◆ **Task objective**
Each entry below must be repeated word for word.

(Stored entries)
## START
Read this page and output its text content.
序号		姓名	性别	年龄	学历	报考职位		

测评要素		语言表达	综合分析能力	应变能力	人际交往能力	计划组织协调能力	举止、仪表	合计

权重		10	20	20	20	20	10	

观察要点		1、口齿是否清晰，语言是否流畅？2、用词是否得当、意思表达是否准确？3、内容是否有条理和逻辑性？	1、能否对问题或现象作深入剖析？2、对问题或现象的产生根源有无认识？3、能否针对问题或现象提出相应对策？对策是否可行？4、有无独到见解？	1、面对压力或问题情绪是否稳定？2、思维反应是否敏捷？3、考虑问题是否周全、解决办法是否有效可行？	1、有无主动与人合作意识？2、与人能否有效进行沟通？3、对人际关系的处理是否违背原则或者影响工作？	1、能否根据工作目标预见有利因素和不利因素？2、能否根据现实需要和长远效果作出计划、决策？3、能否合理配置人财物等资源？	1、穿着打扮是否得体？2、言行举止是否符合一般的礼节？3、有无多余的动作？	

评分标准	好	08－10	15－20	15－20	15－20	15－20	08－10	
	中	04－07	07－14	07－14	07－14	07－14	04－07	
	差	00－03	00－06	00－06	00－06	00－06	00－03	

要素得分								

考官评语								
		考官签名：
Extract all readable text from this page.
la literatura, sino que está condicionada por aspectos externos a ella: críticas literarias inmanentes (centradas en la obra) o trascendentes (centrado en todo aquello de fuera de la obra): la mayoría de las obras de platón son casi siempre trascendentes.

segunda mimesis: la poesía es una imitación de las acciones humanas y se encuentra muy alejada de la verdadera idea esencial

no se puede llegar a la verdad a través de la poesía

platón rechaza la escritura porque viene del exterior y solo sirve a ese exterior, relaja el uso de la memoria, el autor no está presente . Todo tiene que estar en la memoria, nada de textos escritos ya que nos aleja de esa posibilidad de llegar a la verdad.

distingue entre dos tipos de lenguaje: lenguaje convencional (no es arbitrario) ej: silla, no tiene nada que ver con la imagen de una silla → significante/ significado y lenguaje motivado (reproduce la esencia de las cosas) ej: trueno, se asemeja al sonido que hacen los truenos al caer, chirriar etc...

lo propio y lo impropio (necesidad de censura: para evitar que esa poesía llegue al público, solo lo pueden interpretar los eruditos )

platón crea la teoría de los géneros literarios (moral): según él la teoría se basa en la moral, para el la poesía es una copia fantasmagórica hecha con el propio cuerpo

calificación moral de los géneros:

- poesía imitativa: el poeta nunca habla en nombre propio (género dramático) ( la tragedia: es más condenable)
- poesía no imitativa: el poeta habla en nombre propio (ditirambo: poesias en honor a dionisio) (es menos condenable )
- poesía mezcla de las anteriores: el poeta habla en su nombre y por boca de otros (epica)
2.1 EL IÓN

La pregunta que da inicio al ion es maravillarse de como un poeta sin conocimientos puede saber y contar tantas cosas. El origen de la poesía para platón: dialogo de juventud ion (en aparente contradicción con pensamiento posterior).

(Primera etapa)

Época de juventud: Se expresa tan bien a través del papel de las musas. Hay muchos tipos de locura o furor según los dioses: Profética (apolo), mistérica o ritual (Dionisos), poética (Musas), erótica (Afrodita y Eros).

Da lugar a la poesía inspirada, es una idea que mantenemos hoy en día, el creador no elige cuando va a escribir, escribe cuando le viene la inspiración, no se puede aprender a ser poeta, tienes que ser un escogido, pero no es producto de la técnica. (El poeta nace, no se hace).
## END
◆ **Response**
Read this page and output its text content.
序号		姓名	性别	年龄	学历	报考职位		

测评要素		语言表达	综合分析能力	应变能力	人际交往能力	计划组织协调能力	举止、仪表	合计

权重		10	20	20	20	20	10	

观察要点		1、口齿是否清晰，语言是否流畅？2、用词是否得当、意思表达是否准确？3、内容是否有条理和逻辑性？	1、能否对问题或现象作深入剖析？2、对问题或现象的产生根源有无认识？3、能否针对问题或现象提出相应对策？对策是否可行？4、有无独到见解？	1、面对压力或问题情绪是否稳定？2、思维反应是否敏捷？3、考虑问题是否周全、解决办法是否有效可行？	1、有无主动与人合作意识？2、与人能否有效进行沟通？3、对人际关系的处理是否违背原则或者影响工作？	1、能否根据工作目标预见有利因素和不利因素？2、能否根据现实需要和长远效果作出计划、决策？3、能否合理配置人财物等资源？	1、穿着打扮是否得体？2、言行举止是否符合一般的礼节？3、有无多余的动作？	

评分标准	好	08－10	15－20	15－20	15－20	15－20	08－10	
	中	04－07	07－14	07－14	07－14	07－14	04－07	
	差	00－03	00－06	00－06	00－06	00－06	00－03	

要素得分								

考官评语								
		考官签名：
Extract all readable text from this page.
la literatura, sino que está condicionada por aspectos externos a ella: críticas literarias inmanentes (centradas en la obra) o trascendentes (centrado en todo aquello de fuera de la obra): la mayoría de las obras de platón son casi siempre trascendentes.

segunda mimesis: la poesía es una imitación de las acciones humanas y se encuentra muy alejada de la verdadera idea esencial

no se puede llegar a la verdad a través de la poesía

platón rechaza la escritura porque viene del exterior y solo sirve a ese exterior, relaja el uso de la memoria, el autor no está presente . Todo tiene que estar en la memoria, nada de textos escritos ya que nos aleja de esa posibilidad de llegar a la verdad.

distingue entre dos tipos de lenguaje: lenguaje convencional (no es arbitrario) ej: silla, no tiene nada que ver con la imagen de una silla → significante/ significado y lenguaje motivado (reproduce la esencia de las cosas) ej: trueno, se asemeja al sonido que hacen los truenos al caer, chirriar etc...

lo propio y lo impropio (necesidad de censura: para evitar que esa poesía llegue al público, solo lo pueden interpretar los eruditos )

platón crea la teoría de los géneros literarios (moral): según él la teoría se basa en la moral, para el la poesía es una copia fantasmagórica hecha con el propio cuerpo

calificación moral de los géneros:

- poesía imitativa: el poeta nunca habla en nombre propio (género dramático) ( la tragedia: es más condenable)
- poesía no imitativa: el poeta habla en nombre propio (ditirambo: poesias en honor a dionisio) (es menos condenable )
- poesía mezcla de las anteriores: el poeta habla en su nombre y por boca de otros (epica)
2.1 EL IÓN

La pregunta que da inicio al ion es maravillarse de como un poeta sin conocimientos puede saber y contar tantas cosas. El origen de la poesía para platón: dialogo de juventud ion (en aparente contradicción con pensamiento posterior).

(Primera etapa)

Época de juventud: Se expresa tan bien a través del papel de las musas. Hay muchos tipos de locura o furor según los dioses: Profética (apolo), mistérica o ritual (Dionisos), poética (Musas), erótica (Afrodita y Eros).

Da lugar a la poesía inspirada, es una idea que mantenemos hoy en día, el creador no elige cuando va a escribir, escribe cuando le viene la inspiración, no se puede aprender a ser poeta, tienes que ser un escogido, pero no es producto de la técnica. (El poeta nace, no se hace).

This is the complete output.